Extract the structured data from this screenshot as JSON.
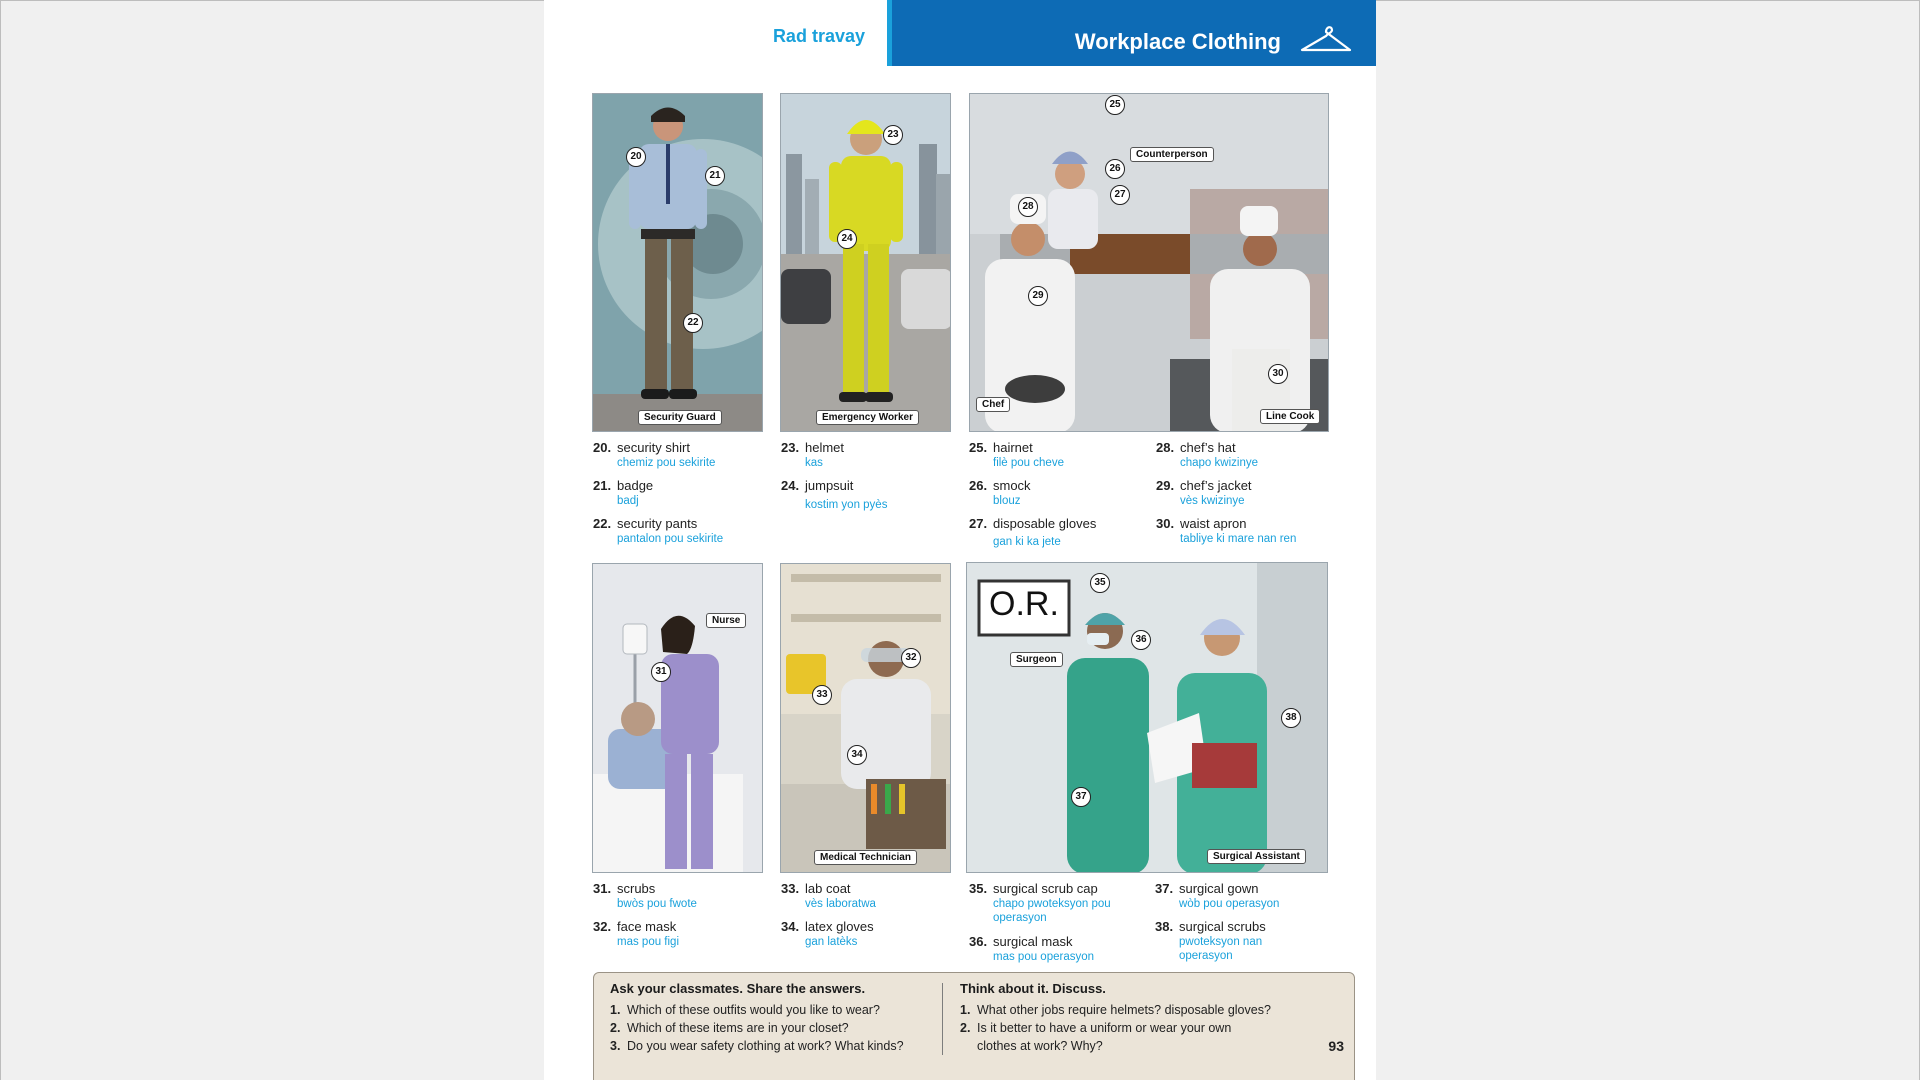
{
  "header": {
    "section_label": "Rad travay",
    "title": "Workplace Clothing",
    "icon": "hanger-icon"
  },
  "scenes": {
    "security_guard": "Security Guard",
    "emergency_worker": "Emergency Worker",
    "counterperson": "Counterperson",
    "chef": "Chef",
    "line_cook": "Line Cook",
    "nurse": "Nurse",
    "medical_technician": "Medical Technician",
    "or_sign": "O.R.",
    "surgeon": "Surgeon",
    "surgical_assistant": "Surgical Assistant"
  },
  "callouts": [
    "20",
    "21",
    "22",
    "23",
    "24",
    "25",
    "26",
    "27",
    "28",
    "29",
    "30",
    "31",
    "32",
    "33",
    "34",
    "35",
    "36",
    "37",
    "38"
  ],
  "entries": [
    {
      "num": "20.",
      "en": "security shirt",
      "ht": "chemiz pou sekirite"
    },
    {
      "num": "21.",
      "en": "badge",
      "ht": "badj"
    },
    {
      "num": "22.",
      "en": "security pants",
      "ht": "pantalon pou sekirite"
    },
    {
      "num": "23.",
      "en": "helmet",
      "ht": "kas"
    },
    {
      "num": "24.",
      "en": "jumpsuit",
      "ht": "kostim yon pyès"
    },
    {
      "num": "25.",
      "en": "hairnet",
      "ht": "filè pou cheve"
    },
    {
      "num": "26.",
      "en": "smock",
      "ht": "blouz"
    },
    {
      "num": "27.",
      "en": "disposable gloves",
      "ht": "gan ki ka jete"
    },
    {
      "num": "28.",
      "en": "chef’s hat",
      "ht": "chapo kwizinye"
    },
    {
      "num": "29.",
      "en": "chef’s jacket",
      "ht": "vès kwizinye"
    },
    {
      "num": "30.",
      "en": "waist apron",
      "ht": "tabliye ki mare nan ren"
    },
    {
      "num": "31.",
      "en": "scrubs",
      "ht": "bwòs pou fwote"
    },
    {
      "num": "32.",
      "en": "face mask",
      "ht": "mas pou figi"
    },
    {
      "num": "33.",
      "en": "lab coat",
      "ht": "vès laboratwa"
    },
    {
      "num": "34.",
      "en": "latex gloves",
      "ht": "gan latèks"
    },
    {
      "num": "35.",
      "en": "surgical scrub cap",
      "ht": "chapo pwoteksyon pou operasyon"
    },
    {
      "num": "36.",
      "en": "surgical mask",
      "ht": "mas pou operasyon"
    },
    {
      "num": "37.",
      "en": "surgical gown",
      "ht": "wòb pou operasyon"
    },
    {
      "num": "38.",
      "en": "surgical scrubs",
      "ht": "pwoteksyon nan operasyon"
    }
  ],
  "questions": {
    "left_title": "Ask your classmates. Share the answers.",
    "left": [
      {
        "n": "1.",
        "text": "Which of these outfits would you like to wear?"
      },
      {
        "n": "2.",
        "text": "Which of these items are in your closet?"
      },
      {
        "n": "3.",
        "text": "Do you wear safety clothing at work? What kinds?"
      }
    ],
    "right_title": "Think about it. Discuss.",
    "right": [
      {
        "n": "1.",
        "text": "What other jobs require helmets? disposable gloves?"
      },
      {
        "n": "2.",
        "text": "Is it better to have a uniform or wear your own",
        "cont": "clothes at work? Why?"
      }
    ]
  },
  "page_number": "93",
  "colors": {
    "header_blue": "#0d6bb5",
    "accent_cyan": "#1aa1db",
    "question_box": "#ebe4d8"
  }
}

----

WHAT YOU SHOULD DO ▸
Copy every line of the records above that contains "gloves".

ANSWER TO THIS EXERCISE ▸
      "en": "disposable gloves",
      "en": "latex gloves",
        "text": "What other jobs require helmets? disposable gloves?"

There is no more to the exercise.